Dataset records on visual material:
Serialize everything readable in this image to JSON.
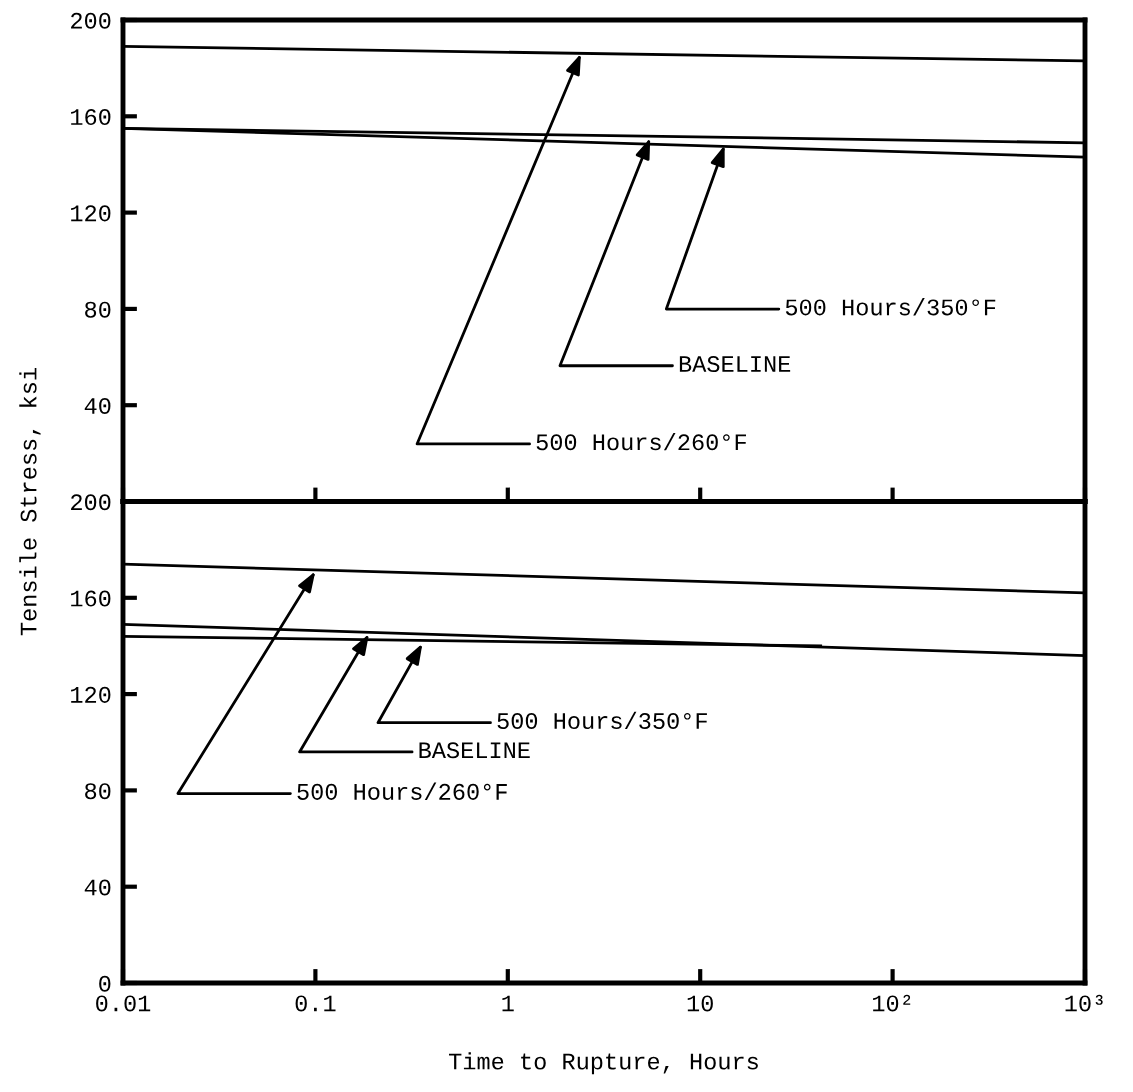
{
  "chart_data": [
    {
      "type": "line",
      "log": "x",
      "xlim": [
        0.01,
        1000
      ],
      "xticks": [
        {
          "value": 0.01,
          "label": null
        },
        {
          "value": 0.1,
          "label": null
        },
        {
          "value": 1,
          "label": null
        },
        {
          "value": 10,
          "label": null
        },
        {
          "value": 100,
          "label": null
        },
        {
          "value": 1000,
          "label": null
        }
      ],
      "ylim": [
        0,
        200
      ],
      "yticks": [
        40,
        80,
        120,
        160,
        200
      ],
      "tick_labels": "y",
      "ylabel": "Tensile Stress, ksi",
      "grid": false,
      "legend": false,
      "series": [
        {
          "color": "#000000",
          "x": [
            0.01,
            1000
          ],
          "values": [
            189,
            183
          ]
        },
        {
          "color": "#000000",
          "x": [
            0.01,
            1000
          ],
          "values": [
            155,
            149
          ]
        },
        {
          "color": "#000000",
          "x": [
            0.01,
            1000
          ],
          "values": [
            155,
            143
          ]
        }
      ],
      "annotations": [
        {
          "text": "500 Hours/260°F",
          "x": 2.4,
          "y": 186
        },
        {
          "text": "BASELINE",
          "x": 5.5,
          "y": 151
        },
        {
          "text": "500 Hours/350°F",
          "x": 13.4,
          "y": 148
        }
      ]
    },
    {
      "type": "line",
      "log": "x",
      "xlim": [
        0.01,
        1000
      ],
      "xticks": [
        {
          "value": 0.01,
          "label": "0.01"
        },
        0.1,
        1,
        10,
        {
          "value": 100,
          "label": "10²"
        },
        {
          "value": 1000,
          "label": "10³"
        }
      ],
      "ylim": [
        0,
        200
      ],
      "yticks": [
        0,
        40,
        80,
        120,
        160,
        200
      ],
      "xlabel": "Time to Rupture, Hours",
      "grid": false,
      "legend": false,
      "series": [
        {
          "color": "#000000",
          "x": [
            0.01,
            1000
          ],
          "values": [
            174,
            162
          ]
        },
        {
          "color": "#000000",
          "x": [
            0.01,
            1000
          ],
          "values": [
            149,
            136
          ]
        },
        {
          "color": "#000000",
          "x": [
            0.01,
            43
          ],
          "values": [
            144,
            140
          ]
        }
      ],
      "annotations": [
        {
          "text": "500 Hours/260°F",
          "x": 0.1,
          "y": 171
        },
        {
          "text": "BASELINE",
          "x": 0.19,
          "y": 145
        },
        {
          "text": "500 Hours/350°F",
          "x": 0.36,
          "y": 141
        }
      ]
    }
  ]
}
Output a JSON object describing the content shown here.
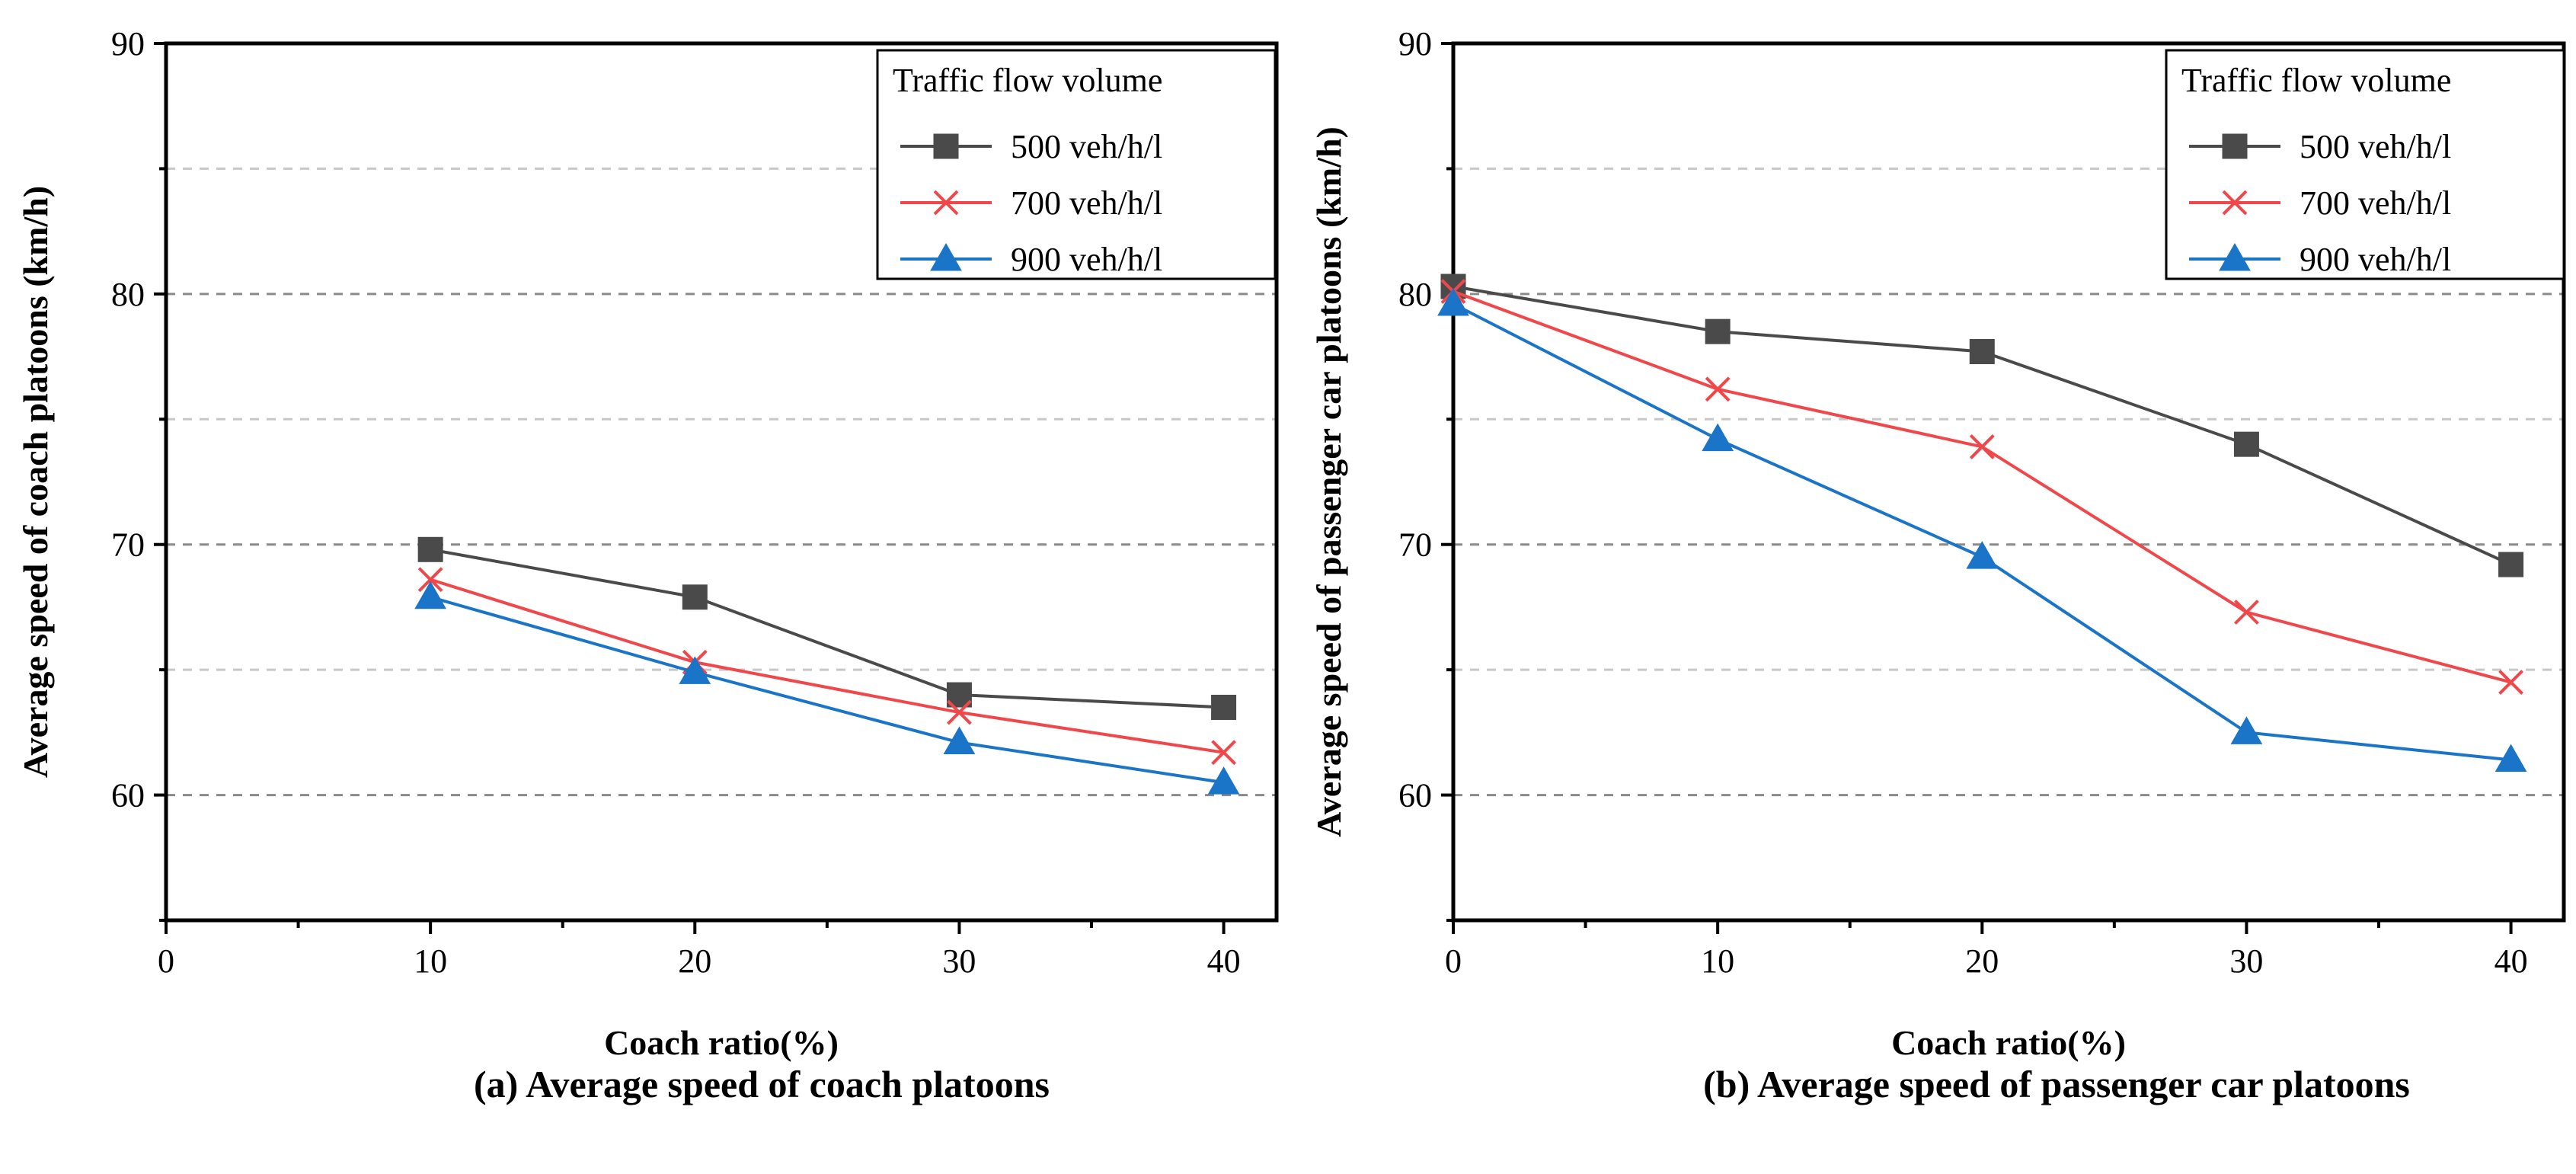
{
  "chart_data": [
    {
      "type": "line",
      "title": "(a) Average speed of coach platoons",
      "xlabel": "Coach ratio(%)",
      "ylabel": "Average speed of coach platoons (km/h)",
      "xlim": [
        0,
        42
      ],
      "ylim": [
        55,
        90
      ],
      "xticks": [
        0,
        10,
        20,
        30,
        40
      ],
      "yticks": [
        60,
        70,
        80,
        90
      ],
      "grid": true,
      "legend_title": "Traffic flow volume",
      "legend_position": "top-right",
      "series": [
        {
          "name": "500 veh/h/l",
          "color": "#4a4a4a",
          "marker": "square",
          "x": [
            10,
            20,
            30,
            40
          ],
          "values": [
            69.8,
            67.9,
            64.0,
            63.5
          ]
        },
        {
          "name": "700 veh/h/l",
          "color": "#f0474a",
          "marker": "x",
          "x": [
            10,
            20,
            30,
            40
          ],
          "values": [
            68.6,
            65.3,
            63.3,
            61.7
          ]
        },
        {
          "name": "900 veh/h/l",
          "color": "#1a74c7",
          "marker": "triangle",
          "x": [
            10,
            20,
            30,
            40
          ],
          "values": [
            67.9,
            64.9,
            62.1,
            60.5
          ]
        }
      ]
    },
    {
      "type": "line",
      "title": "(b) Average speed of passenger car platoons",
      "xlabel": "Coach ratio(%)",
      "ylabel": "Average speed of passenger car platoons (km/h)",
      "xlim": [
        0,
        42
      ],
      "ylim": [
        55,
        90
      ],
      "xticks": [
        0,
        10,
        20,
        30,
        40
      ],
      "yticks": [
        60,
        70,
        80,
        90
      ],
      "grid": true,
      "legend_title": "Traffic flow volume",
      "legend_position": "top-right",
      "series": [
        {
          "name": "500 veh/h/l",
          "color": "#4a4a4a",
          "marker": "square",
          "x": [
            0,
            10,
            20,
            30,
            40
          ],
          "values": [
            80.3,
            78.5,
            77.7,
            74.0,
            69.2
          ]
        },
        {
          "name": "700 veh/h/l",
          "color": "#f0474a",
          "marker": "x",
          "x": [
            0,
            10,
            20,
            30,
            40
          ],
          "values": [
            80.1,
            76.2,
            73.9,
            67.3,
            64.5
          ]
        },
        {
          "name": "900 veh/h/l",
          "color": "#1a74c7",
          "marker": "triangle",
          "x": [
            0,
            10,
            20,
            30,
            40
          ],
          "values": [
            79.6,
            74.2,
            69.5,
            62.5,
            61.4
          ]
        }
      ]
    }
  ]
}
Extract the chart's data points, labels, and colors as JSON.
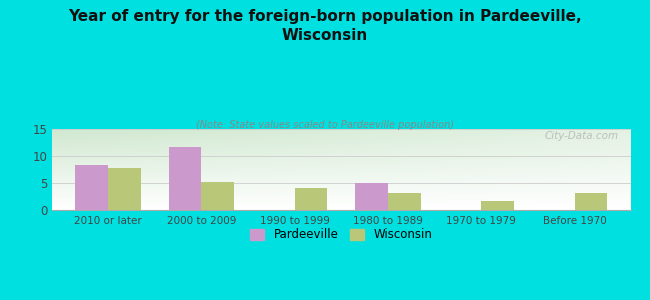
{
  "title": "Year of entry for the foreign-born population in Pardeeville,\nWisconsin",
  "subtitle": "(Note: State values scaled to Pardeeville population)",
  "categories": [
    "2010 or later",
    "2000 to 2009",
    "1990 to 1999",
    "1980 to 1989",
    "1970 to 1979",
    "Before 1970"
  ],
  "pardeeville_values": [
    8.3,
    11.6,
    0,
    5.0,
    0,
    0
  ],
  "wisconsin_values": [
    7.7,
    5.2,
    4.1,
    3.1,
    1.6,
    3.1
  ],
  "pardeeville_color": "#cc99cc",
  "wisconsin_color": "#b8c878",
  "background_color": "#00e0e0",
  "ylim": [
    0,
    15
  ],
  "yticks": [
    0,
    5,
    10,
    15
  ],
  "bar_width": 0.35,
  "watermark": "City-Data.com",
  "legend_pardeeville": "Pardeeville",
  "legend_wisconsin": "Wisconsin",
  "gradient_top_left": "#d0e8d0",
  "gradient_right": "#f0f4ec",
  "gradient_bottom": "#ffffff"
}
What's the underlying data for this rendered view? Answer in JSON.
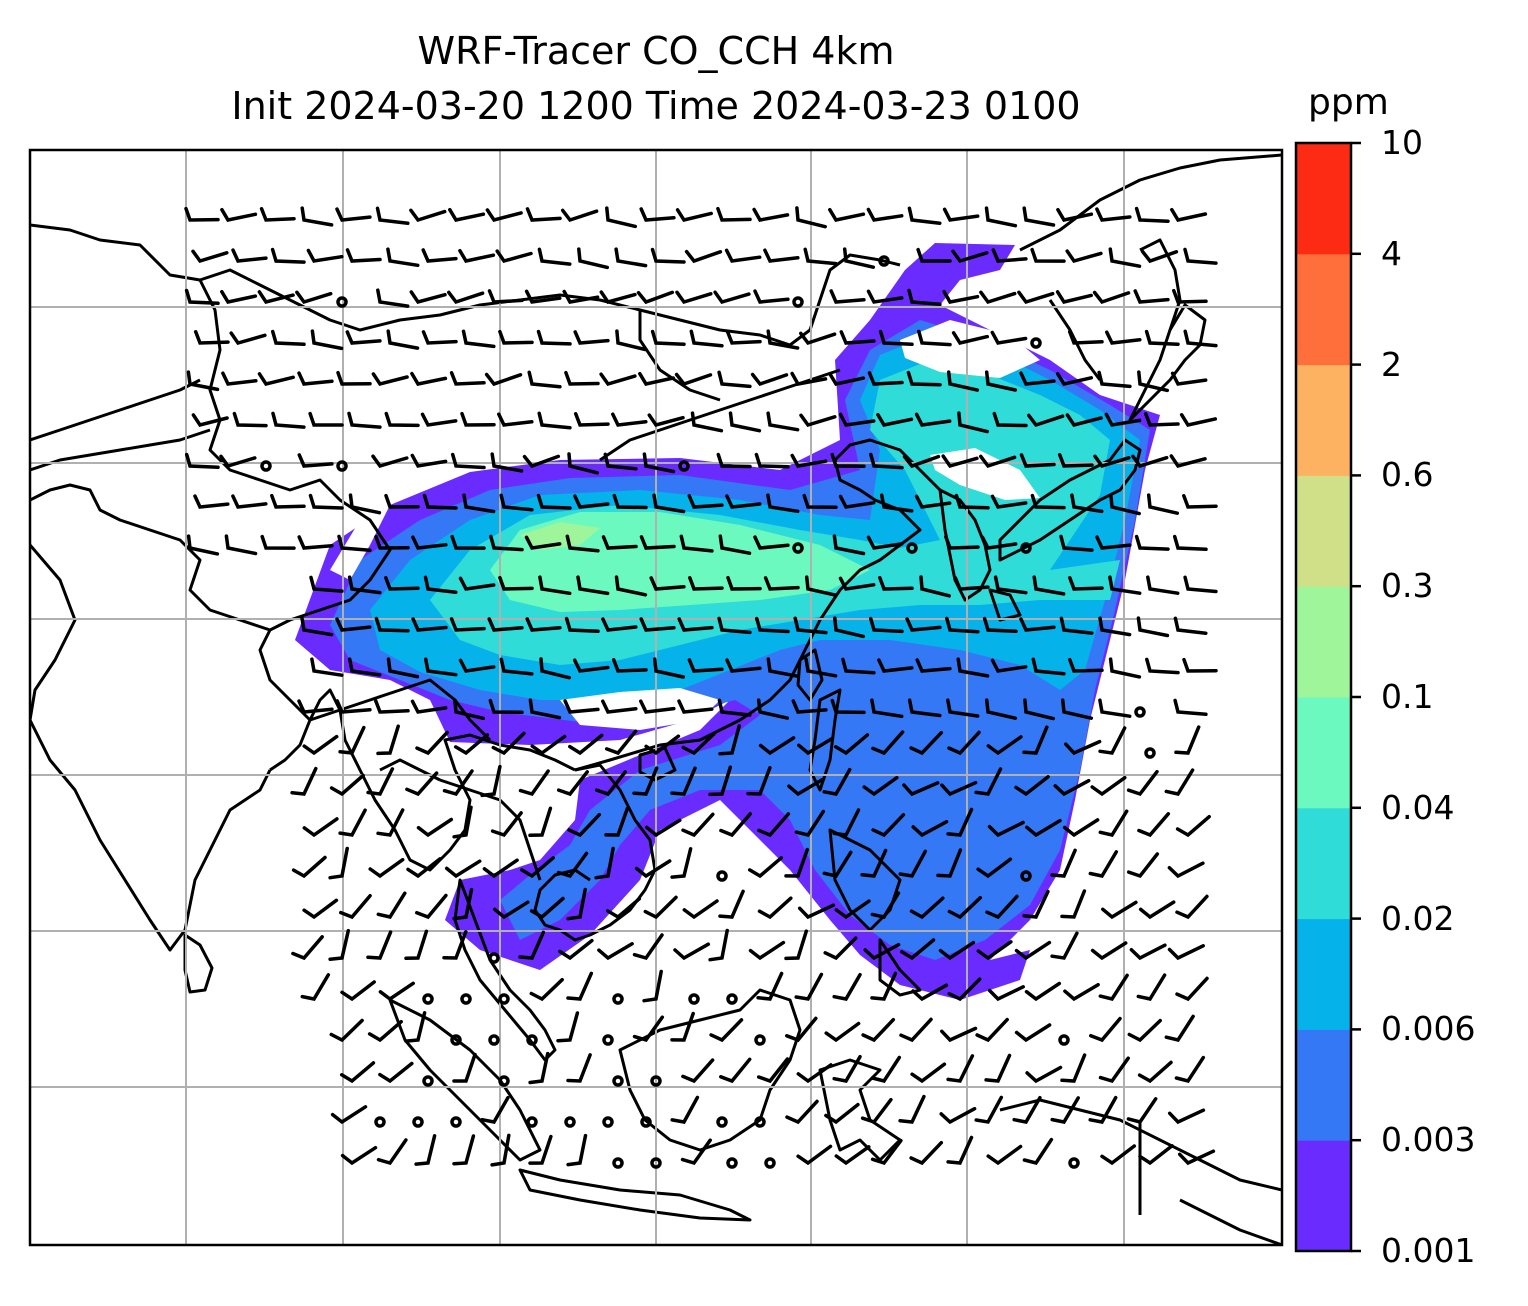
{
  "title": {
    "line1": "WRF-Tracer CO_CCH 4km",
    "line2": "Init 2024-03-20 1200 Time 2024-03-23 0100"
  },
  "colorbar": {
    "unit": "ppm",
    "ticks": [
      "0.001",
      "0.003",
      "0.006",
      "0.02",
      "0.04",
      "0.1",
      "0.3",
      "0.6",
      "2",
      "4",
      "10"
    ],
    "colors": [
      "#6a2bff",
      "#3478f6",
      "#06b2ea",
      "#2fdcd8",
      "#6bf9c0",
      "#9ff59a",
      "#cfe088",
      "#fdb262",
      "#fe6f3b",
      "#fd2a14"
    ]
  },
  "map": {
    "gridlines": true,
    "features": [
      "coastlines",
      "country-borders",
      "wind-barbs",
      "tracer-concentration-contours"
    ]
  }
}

— GOAL OF THE EXERCISE —
Determine the count of lines in the data above with the string "Average" in them, and give that count alone.

— REPLY TO THE TASK —
4